== TEXTE DONNÉ ==
----------

Dossier : IMM-944-02

OTTAWA (Ontario), le 23 avril 2003

EN PRÉSENCE DE MONSIEUR LE JUGE ROULEAU

ENTRE :

                                                             NAWAZ AHMAD

                                                                                                                                        demandeur

et

LE MINISTRE DE LA CITOYENNETÉ ET DE L'IMMIGRATION

défendeur

ORDONNANCE

[1]                 La demande de contrôle judiciaire est rejetée.

                                                                                                                                 « P. Rouleau »                

JUGE

Traduction certifiée conforme

Martine Guay, LL. L.


Date : 20030423

Dossier : IMM-944-02

Référence : 2003 CFPI 471

ENTRE :

                                                             NAWAZ AHMAD

                                                                                                                                        demandeur

et

LE MINISTRE DE LA CITOYENNETÉ ET DE L'IMMIGRATION

défendeur

MOTIFS DE L'ORDONNANCE

LE JUGE ROULEAU

[1]         Il s'agit d'une demande de contrôle judiciaire de la décision par laquelle la section du statut de réfugié (la SSR) de la Commission de l'immigration et du statut de réfugié a conclu, le 30 janvier 2002, que le demandeur n'était pas un réfugié au sens de la Convention. Le demandeur sollicite une ordonnance annulant cette décision et renvoyant la demande à un tribunal différemment constitué.


[2]                 Le demandeur est un citoyen pakistanais âgé de 46 ans qui vient initialement de Sialkot. Il est marié et est le père de cinq enfants. Juste avant de s'enfuir du Pakistan, il travaillait dans l'industrie de la construction, dans la région de Sialkot.

[3]                 Le demandeur est musulman chiite de naissance et membre actif de sa collectivité religieuse. Il allègue avoir été victime de discrimination au travail à cause de ses antécédents chiites. Il affirme que le climat d'intolérance et le cycle de violence contre la collectivité chiite lui rendaient la vie difficile; il allègue avoir également été victime de discrimination sociale étant donné, par exemple, que des rumeurs circulaient à son sujet et qu'on l'accusait d'adultère. Enfin, ses enfants faisaient l'objet de discrimination à l'école à cause de leurs antécédents religieux.

[4]                 Cet environnement général a contraint le demandeur et sa famille à s'installer à Sialkot, ville située à une vingtaine de milles. Le demandeur a choisi cette ville parce qu'une importante minorité chiite était établie à cet endroit.


[5]                 Le demandeur allègue que l'organisation connue sous le nom de Sipah-e Sahaba Pakistan (la SSP) forçait les Chiites à lui verser de l'argent à des fins de protection. De fait, au mois d'octobre 1998, des hommes de main de la SSP seraient entrés chez le demandeur et auraient cassé des meubles afin de lui extorquer de l'argent ainsi qu'à sa famille. Son fils aurait refusé de se conformer et ils seraient partis sans prendre d'argent après avoir proféré des menaces.

----------

== DONNÉES EXTRAITES ==
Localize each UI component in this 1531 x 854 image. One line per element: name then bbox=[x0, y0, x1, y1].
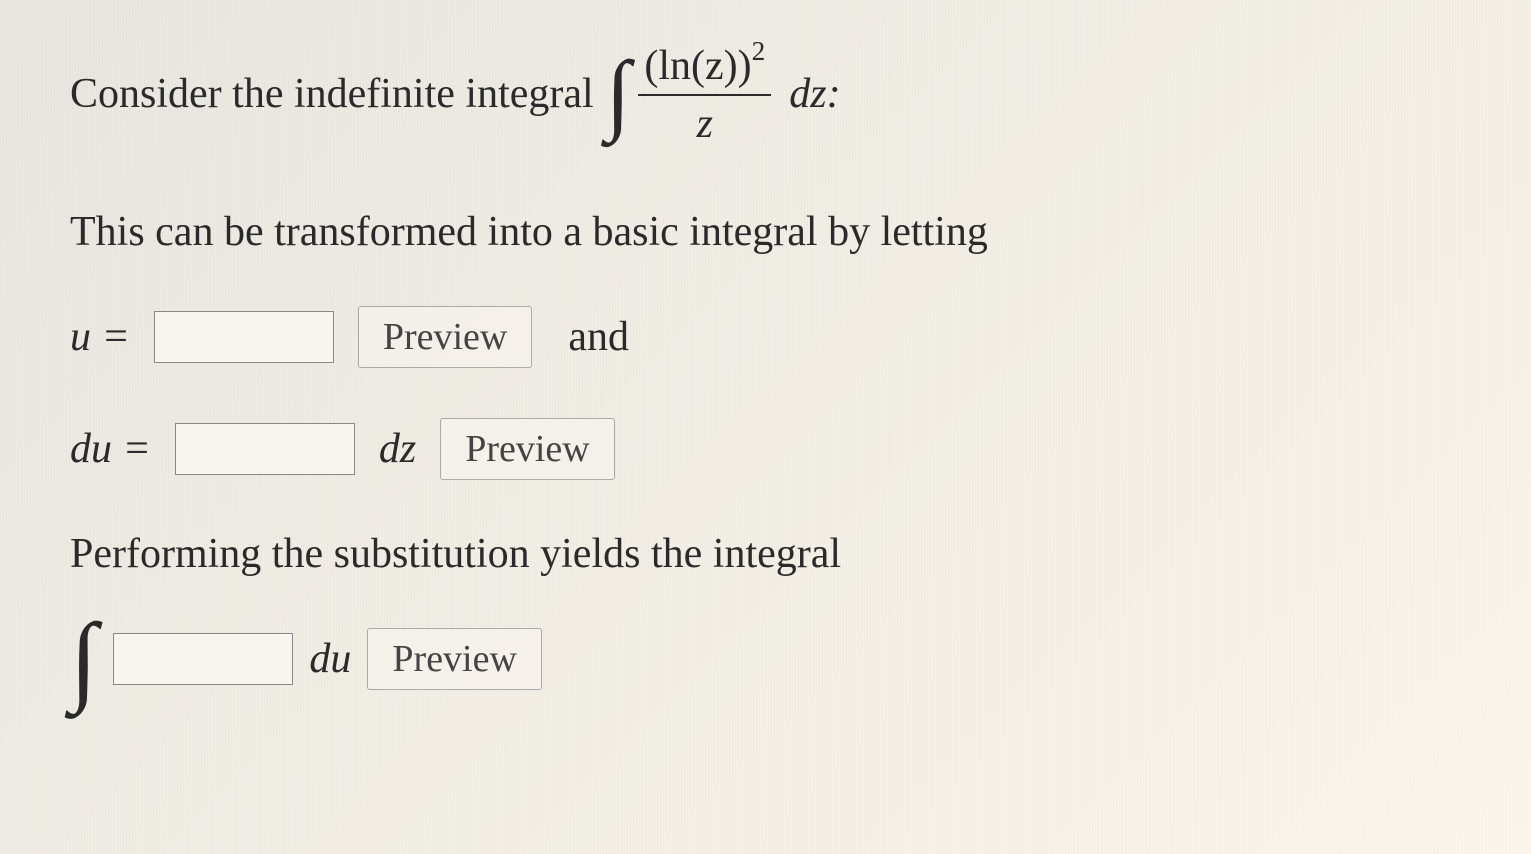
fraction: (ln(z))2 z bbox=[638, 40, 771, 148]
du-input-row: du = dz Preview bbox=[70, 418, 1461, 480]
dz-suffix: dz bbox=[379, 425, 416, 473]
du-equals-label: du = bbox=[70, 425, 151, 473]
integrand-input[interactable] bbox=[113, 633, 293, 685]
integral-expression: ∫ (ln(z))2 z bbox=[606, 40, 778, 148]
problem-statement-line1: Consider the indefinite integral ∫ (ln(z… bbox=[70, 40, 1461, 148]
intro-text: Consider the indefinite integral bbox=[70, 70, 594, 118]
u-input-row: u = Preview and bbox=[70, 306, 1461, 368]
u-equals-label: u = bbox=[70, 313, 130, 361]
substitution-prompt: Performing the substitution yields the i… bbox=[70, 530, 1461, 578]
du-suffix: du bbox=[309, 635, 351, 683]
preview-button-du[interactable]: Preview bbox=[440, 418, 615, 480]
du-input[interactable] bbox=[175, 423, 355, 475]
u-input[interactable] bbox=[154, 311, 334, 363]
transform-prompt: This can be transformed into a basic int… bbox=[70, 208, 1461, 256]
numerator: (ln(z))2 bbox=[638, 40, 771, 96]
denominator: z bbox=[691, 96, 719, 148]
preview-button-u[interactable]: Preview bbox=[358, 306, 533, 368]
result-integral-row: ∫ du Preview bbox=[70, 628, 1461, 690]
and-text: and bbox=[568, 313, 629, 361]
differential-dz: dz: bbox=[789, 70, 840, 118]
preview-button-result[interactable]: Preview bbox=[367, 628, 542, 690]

----------

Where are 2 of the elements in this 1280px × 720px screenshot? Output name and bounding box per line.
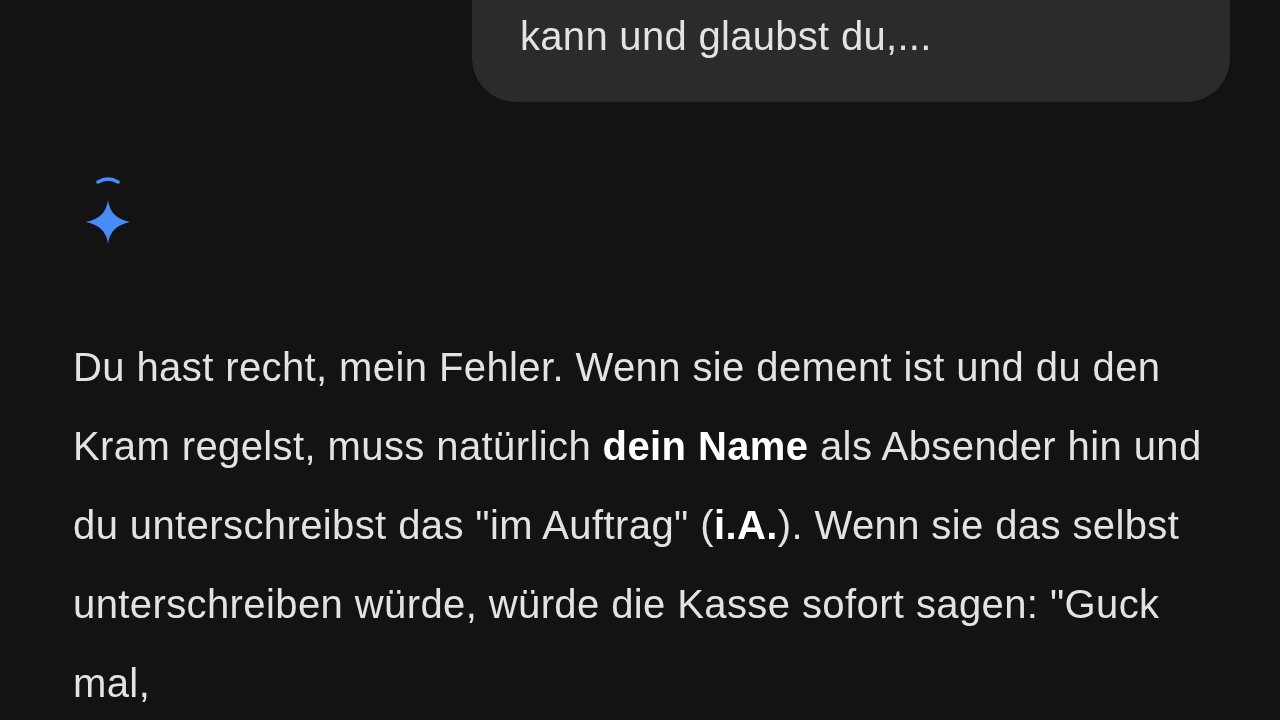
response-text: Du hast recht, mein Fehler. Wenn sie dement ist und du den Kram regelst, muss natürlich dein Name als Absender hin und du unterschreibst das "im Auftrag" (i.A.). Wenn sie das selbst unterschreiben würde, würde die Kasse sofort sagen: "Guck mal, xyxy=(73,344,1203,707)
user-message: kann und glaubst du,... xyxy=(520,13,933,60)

----------

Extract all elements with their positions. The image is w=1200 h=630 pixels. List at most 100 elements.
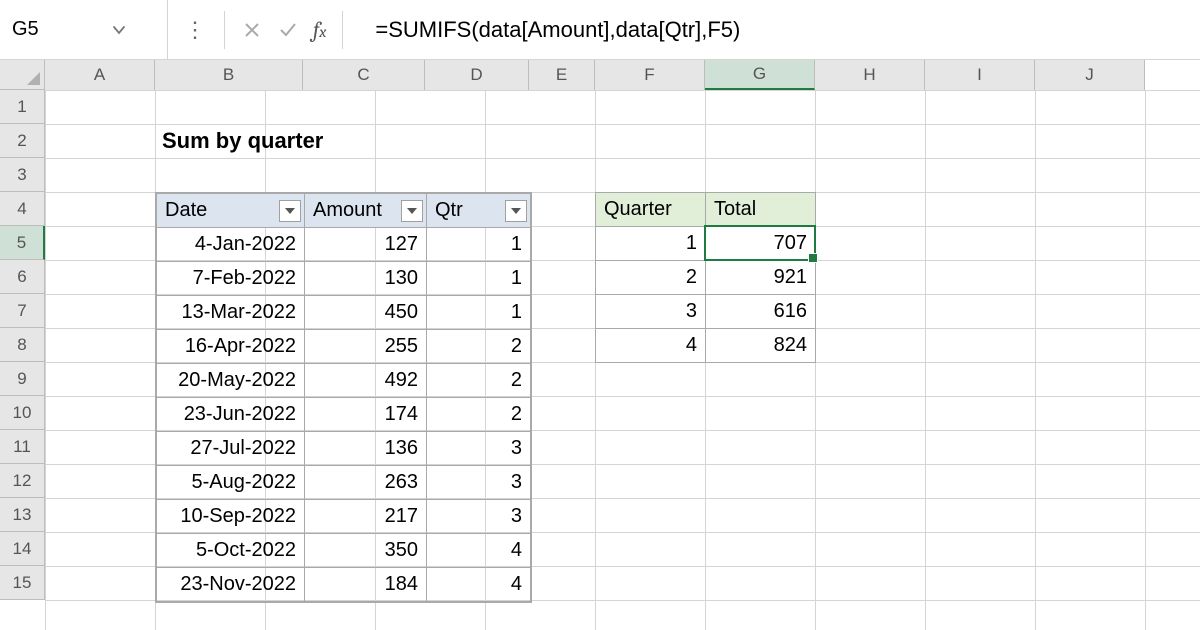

----------

== EXERCICE COURT A ==
D'après la décision judiciaire, quel âge a le demandeur ?
== EXERCICE COURT B ==
Relevez toutes les lignes des enregistrements où figure la chaîne « interactable ».
Le texte et les enregistrements constituent deux documents indépendants l'un de l'autre.

== SOLUTION A ==
Il est âgé de 46 ans.

== SOLUTION B ==
integrand-input[interactable] bbox=[113, 633, 293, 685]
preview-button-du[interactable]: Preview bbox=[440, 418, 615, 480]
du-input[interactable] bbox=[175, 423, 355, 475]
u-input[interactable] bbox=[154, 311, 334, 363]
preview-button-u[interactable]: Preview bbox=[358, 306, 533, 368]
preview-button-result[interactable]: Preview bbox=[367, 628, 542, 690]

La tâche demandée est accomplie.